Muitos militares, inclusive policiais, foram postos na reserva, ou até sofreram sanções maiores, entre 1964 e 1985, não sendo beneficiados pela Lei da Anistia de 1979 (CUNHA, 2010). Sendo assim, é possível levantar questionamentos que vão além da quebra da hierarquia e do decoro militar, como o fato de se evitar possíveis futuros alunos que estivessem envolvidos em “inquérito civil ou militar, sofrido sanção penal ou militar”, principalmente quando se vê o claro elemento discricionário e seletivo que diz que essas infrações seriam levadas em consideração caso elas fossem consideradas “incompatíveis com o curso”. Outro dado interessante é notar que as aulas seriam coordenadas pelo, à época, Capitão Paulo Amêndola de Souza[17] (BOLETIM DA PMERJ, n. 51, 9/8/1978, p. 1666).O atual Coronel Amêndola foi um dos mentores da criação do Batalhão de Operações Especiais da PMERJ (BOPE), em 19 de janeiro de 1978, sob o então nome de Núcleo da Companhia de Operações Especiais (NuCOE)[18]. Em 1981, é preciso registrar, que o comando da Polícia Militar estava entregue ao General Nilton Cerqueira, ligado à ala mais conservadora e favorável à tortura e um dos responsáveis pela Operação Pajussara, conhecida por ter vitimado, em 1971, dentre outros, Carlos Lamarca.

__Dados fornecidos__
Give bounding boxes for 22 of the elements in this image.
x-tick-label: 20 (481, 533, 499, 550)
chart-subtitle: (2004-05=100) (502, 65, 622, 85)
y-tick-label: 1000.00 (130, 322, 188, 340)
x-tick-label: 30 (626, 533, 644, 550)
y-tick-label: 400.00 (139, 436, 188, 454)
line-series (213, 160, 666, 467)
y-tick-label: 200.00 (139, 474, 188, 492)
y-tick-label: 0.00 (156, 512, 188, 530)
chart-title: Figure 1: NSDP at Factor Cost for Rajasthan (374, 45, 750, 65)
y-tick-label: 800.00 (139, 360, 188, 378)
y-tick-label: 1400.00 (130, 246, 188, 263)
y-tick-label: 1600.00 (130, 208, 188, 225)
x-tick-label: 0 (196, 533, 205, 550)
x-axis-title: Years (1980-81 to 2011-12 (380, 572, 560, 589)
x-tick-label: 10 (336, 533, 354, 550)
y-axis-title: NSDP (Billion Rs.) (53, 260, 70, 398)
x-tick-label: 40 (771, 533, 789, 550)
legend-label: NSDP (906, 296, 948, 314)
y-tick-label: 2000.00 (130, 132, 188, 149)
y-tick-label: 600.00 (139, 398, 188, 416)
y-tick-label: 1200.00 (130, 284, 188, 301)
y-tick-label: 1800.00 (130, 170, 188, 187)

--

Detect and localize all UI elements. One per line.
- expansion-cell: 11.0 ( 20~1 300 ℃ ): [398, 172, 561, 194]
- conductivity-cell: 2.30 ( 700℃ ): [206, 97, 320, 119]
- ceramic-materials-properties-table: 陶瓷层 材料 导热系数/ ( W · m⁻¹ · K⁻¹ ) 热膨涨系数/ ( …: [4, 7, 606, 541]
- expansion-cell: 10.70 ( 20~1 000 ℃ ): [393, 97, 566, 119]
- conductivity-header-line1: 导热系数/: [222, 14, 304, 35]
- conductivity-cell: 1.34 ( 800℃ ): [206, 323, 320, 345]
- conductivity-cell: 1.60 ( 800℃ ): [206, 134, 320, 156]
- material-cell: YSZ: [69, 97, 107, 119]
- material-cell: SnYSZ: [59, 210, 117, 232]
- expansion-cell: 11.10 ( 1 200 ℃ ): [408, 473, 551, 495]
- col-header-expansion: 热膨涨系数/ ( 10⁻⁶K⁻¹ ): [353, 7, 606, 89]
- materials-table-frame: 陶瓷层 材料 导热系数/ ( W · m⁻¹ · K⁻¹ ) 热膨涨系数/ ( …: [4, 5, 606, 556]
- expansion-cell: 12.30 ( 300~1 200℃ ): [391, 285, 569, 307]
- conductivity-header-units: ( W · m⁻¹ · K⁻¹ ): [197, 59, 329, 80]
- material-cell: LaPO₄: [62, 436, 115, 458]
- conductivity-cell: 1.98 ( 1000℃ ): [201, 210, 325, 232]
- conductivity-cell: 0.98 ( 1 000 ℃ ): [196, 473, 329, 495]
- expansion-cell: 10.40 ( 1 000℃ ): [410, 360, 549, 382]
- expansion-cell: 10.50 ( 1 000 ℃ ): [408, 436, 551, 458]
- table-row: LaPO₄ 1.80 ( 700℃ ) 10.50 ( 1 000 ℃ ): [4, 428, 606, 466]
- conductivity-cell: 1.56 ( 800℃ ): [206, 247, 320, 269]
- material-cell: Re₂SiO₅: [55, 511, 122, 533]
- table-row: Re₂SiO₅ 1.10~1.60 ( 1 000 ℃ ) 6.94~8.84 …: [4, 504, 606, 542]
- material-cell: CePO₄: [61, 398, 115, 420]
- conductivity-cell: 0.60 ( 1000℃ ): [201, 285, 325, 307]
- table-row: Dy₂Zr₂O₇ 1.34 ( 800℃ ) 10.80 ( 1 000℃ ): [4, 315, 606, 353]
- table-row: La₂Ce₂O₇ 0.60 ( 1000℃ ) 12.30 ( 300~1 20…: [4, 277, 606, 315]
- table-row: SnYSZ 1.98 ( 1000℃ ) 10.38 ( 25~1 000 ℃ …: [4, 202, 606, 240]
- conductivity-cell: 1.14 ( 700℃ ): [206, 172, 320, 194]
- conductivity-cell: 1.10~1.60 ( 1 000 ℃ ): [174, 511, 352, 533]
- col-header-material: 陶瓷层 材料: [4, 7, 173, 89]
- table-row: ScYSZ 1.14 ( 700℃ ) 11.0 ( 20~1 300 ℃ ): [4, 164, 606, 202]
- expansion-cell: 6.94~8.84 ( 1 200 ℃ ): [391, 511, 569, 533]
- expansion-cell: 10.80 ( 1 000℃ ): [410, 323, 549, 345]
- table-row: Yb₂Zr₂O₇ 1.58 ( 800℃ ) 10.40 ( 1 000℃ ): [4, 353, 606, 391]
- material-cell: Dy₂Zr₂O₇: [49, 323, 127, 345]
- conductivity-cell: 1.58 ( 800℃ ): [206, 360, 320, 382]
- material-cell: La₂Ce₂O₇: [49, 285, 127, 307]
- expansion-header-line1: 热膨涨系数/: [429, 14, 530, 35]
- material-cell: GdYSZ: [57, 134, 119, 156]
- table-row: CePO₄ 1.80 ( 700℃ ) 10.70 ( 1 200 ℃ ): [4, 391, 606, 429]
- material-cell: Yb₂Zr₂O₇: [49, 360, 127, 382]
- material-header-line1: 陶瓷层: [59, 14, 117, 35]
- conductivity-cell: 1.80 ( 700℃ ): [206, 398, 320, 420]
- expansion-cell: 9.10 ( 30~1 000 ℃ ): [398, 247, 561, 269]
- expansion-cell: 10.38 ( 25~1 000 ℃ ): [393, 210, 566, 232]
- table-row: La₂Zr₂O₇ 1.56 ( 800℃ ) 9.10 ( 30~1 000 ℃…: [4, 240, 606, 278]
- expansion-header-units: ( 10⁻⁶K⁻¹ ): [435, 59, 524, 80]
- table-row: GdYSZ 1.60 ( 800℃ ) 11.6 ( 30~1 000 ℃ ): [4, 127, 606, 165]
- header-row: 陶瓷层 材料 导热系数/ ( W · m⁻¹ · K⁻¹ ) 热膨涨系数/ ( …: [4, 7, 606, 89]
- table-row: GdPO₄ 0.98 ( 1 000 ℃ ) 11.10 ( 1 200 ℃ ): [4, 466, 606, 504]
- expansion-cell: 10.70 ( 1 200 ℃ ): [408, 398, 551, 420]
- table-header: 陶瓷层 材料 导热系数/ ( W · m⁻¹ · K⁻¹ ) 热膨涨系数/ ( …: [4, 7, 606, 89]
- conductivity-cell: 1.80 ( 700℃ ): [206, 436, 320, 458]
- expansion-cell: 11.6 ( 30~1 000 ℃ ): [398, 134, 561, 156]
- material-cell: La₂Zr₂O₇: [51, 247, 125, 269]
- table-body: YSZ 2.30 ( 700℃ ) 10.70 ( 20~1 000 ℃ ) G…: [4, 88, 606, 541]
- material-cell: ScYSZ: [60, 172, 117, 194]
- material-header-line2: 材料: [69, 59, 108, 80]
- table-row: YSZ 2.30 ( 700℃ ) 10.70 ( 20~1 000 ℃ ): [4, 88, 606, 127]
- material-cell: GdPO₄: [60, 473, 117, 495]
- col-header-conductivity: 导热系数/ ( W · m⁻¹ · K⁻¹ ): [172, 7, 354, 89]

---

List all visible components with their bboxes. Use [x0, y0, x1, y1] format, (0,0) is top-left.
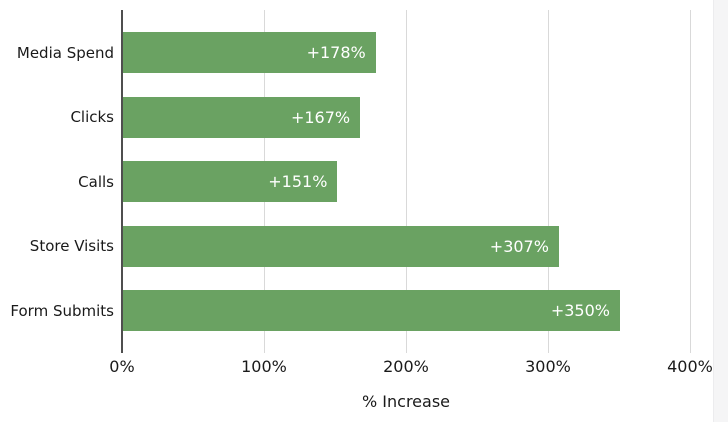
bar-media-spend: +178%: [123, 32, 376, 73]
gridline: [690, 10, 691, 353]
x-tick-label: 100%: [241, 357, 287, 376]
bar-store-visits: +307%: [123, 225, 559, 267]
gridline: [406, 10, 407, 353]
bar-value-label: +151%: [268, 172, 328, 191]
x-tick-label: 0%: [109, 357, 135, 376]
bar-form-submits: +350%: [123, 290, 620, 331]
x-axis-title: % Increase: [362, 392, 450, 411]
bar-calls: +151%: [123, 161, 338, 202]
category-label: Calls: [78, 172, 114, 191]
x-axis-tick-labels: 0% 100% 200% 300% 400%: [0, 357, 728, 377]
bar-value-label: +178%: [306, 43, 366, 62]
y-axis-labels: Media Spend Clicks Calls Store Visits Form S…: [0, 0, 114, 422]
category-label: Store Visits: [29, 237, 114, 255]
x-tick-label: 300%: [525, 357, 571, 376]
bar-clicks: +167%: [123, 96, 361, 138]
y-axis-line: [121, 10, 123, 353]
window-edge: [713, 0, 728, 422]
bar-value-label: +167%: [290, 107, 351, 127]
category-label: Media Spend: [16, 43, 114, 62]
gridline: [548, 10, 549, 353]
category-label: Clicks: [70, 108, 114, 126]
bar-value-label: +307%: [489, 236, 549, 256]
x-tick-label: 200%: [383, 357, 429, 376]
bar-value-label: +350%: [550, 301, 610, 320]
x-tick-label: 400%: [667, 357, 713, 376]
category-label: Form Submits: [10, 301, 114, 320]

__Lista de exercícios__
(a) Segundo o trecho sobre a Polícia Militar do Rio de Janeiro, quem estava no comando da corporação em 1981?
(b) Prossiga com o trecho sobre a Polícia Militar do Rio de Janeiro a partir da última frase.
Os registros não têm nenhum papel nesta atividade.

__Respostas__
(a) O General Nilton Cerqueira.

(b)
Assim, sendo a virada dos anos 1970 para 1980 um período visto como de abertura política, renovação e reorganização da mobilização associativa, incluindo o movimento de favelas (BRUM, 2006; DINIZ, 1982), é preciso estarmos atentos aos seguintes pontos: a hipótese de um real impacto de uma ala conservadora, incluindo em cursos de formação de soldados e oficiais da PMERJ em sua prática de policiamento ostensivo[19]. Principalmente se pensarmos a ligação dessa ala com a vertente repressora atuante contra a luta armada durante o regime militar, tendo em vista a forte ligação da PMERJ com o Exército. As práticas repressivas influenciadas pelas questões acima foram internalizadas e podem ser observadas na rotina operacional de policiamento ostensivo, conjugando-se com a já abordada caracterização de grupos sociais específicos, e seus espaços de moradia, como “classes perigosas” e “locais perigosos”. Não podemos ver como inconsistente a hipótese do quadro ampliado acima afetar negativamente a questão da implementação de direitos pelas décadas seguintes.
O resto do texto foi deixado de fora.